>> Begin Provided records
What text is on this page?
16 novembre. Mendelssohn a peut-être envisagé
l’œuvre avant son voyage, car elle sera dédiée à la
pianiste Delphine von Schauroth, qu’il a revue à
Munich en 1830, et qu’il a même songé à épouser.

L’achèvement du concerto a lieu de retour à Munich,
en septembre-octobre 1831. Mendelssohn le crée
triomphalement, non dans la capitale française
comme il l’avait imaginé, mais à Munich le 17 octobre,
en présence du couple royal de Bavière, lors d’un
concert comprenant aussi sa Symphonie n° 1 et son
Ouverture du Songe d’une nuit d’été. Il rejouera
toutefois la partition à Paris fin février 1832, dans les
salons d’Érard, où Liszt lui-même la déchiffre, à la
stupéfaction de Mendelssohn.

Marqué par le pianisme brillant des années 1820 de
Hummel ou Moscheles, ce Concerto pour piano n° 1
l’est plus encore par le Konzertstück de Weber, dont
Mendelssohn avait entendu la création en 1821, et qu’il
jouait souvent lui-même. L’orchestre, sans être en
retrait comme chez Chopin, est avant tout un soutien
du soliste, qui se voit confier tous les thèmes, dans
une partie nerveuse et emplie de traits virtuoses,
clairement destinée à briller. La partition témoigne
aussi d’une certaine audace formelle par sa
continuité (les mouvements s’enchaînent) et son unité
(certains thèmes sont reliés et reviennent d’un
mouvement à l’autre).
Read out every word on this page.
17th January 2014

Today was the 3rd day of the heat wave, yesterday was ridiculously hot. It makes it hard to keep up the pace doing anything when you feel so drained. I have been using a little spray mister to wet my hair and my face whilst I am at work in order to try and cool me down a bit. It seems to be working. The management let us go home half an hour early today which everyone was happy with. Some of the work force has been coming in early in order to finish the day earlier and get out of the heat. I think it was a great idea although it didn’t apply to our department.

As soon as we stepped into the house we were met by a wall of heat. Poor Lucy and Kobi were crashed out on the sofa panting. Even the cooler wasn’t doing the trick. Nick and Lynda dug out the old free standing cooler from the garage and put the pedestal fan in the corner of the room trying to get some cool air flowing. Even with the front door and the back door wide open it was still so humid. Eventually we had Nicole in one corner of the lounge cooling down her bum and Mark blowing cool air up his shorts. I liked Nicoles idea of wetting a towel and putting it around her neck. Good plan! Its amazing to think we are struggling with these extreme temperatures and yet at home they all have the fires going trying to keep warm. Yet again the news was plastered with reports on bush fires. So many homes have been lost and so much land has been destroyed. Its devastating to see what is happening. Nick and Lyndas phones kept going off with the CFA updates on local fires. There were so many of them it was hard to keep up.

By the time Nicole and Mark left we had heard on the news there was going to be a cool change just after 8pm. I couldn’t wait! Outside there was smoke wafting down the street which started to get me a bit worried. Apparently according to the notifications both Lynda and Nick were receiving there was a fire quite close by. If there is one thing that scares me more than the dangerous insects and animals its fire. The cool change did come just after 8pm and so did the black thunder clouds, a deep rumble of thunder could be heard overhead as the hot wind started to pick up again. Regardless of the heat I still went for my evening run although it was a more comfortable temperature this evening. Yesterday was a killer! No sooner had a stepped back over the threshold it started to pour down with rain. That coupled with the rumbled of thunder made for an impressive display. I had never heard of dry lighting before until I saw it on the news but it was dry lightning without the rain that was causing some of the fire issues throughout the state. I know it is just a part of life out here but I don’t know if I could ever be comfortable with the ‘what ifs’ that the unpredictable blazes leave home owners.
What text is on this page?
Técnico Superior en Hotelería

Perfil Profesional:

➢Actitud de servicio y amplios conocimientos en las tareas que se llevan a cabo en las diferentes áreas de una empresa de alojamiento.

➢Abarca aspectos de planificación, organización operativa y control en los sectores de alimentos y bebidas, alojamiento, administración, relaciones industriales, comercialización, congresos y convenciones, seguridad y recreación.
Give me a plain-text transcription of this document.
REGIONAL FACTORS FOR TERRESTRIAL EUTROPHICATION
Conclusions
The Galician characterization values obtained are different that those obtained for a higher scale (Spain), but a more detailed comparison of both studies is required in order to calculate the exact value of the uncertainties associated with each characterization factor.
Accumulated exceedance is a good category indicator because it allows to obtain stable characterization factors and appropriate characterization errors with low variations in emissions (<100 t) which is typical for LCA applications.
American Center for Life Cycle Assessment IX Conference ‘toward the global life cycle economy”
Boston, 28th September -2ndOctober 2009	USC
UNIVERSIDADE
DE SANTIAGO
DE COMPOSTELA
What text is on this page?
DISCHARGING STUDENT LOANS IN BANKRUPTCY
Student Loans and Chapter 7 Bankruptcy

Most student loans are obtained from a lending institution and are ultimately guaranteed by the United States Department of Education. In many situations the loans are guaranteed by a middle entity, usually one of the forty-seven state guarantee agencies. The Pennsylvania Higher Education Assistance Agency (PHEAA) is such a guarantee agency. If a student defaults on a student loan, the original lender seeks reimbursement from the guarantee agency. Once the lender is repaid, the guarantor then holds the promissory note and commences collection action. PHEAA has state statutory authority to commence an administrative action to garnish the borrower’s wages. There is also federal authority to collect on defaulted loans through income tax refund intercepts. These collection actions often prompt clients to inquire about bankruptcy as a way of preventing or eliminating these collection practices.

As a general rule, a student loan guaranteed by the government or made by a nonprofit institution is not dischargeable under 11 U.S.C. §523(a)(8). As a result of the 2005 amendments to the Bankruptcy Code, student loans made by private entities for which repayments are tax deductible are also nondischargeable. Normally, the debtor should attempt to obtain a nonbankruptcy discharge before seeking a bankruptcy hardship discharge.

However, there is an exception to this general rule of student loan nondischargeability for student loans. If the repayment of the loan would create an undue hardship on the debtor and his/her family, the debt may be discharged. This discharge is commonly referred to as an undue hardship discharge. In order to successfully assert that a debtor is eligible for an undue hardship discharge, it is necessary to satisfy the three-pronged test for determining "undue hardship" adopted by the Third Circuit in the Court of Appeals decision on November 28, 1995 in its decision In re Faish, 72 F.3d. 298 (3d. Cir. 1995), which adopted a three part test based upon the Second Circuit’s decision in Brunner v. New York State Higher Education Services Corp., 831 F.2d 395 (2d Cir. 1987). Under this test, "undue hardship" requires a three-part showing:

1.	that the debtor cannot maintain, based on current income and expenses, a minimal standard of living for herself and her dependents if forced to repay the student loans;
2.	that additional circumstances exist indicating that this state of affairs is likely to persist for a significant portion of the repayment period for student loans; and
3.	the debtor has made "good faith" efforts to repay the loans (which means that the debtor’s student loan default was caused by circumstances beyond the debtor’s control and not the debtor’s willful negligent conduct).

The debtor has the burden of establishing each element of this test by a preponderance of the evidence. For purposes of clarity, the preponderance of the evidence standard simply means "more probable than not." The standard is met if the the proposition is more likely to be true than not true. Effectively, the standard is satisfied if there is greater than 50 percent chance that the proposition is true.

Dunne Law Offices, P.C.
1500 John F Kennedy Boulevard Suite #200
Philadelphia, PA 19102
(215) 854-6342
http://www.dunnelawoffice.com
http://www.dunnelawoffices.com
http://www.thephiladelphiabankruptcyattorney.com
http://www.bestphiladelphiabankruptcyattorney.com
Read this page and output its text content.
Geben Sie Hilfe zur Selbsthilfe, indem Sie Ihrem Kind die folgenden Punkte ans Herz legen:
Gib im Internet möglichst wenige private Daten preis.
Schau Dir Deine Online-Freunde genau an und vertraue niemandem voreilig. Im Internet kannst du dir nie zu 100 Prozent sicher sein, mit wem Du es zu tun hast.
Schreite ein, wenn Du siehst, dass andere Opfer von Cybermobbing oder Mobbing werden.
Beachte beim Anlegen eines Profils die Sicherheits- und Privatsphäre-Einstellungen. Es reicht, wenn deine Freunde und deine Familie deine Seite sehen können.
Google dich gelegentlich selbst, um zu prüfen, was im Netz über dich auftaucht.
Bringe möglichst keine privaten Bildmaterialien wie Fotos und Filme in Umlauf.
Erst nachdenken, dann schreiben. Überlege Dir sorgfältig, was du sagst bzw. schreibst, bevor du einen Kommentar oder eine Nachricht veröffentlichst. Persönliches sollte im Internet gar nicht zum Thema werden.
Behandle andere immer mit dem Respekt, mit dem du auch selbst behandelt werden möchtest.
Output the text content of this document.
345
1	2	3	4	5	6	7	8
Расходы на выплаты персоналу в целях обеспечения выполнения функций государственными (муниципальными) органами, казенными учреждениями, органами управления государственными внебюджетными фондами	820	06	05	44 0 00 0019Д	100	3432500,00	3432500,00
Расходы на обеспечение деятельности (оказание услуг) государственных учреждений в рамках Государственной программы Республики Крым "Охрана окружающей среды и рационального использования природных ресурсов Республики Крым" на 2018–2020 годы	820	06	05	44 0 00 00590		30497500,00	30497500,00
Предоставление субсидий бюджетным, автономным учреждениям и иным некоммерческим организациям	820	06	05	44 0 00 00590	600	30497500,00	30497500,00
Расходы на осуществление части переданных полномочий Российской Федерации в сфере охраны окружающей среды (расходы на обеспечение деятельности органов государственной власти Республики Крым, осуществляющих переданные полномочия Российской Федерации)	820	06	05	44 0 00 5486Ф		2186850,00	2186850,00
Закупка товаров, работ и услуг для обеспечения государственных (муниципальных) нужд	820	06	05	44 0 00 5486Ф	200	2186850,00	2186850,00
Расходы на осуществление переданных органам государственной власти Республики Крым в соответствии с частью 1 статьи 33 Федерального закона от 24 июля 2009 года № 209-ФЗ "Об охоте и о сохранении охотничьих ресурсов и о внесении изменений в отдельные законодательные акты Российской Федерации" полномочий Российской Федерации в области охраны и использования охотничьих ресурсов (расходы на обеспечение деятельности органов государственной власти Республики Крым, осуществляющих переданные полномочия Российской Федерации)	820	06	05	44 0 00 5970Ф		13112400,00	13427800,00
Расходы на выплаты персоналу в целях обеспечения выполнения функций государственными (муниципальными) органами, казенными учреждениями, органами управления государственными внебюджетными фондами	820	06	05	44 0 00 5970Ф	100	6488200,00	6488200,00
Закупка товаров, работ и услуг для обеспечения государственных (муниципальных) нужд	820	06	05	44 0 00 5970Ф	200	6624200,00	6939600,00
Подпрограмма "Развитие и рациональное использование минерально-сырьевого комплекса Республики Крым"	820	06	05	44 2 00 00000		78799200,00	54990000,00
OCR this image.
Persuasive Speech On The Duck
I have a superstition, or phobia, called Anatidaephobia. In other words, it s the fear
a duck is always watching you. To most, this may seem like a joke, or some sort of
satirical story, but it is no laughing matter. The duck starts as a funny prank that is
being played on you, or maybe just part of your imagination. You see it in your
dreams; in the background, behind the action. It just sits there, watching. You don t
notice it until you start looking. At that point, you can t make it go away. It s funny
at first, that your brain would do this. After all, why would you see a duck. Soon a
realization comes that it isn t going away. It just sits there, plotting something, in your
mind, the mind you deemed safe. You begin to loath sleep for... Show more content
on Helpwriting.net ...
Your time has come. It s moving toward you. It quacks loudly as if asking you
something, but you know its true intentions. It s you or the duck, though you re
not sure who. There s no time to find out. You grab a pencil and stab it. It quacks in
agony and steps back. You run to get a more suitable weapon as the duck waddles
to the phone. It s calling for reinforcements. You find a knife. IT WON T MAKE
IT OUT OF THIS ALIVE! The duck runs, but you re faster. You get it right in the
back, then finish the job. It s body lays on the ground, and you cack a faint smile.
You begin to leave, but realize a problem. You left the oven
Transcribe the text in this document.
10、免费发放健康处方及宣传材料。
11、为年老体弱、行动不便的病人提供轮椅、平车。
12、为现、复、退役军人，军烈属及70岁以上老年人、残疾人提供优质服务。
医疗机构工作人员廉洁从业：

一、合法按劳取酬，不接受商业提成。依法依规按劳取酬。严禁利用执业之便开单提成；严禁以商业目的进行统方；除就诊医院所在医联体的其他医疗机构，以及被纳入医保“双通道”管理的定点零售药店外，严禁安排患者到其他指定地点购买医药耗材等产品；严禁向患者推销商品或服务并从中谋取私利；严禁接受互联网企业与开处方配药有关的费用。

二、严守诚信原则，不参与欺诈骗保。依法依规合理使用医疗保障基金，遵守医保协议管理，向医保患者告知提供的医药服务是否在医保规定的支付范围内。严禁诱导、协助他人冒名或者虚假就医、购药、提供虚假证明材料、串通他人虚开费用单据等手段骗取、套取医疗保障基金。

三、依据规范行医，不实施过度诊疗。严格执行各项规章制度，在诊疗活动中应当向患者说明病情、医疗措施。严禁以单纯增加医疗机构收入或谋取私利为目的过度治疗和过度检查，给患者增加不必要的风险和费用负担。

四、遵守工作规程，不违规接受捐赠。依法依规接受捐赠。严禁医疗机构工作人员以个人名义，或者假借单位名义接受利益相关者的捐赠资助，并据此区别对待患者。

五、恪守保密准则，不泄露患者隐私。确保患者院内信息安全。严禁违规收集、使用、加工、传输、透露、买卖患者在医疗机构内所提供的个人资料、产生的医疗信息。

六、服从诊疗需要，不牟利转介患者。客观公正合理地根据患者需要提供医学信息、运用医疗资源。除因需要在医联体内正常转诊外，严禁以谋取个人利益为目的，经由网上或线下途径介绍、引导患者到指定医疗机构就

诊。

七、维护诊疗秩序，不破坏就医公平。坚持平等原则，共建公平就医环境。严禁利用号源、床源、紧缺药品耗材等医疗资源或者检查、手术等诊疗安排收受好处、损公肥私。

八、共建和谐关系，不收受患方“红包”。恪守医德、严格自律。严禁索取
>> End Provided records
Required task: Say the number of lines in the listing that hold "toward", with no added words.

Expected answer: 2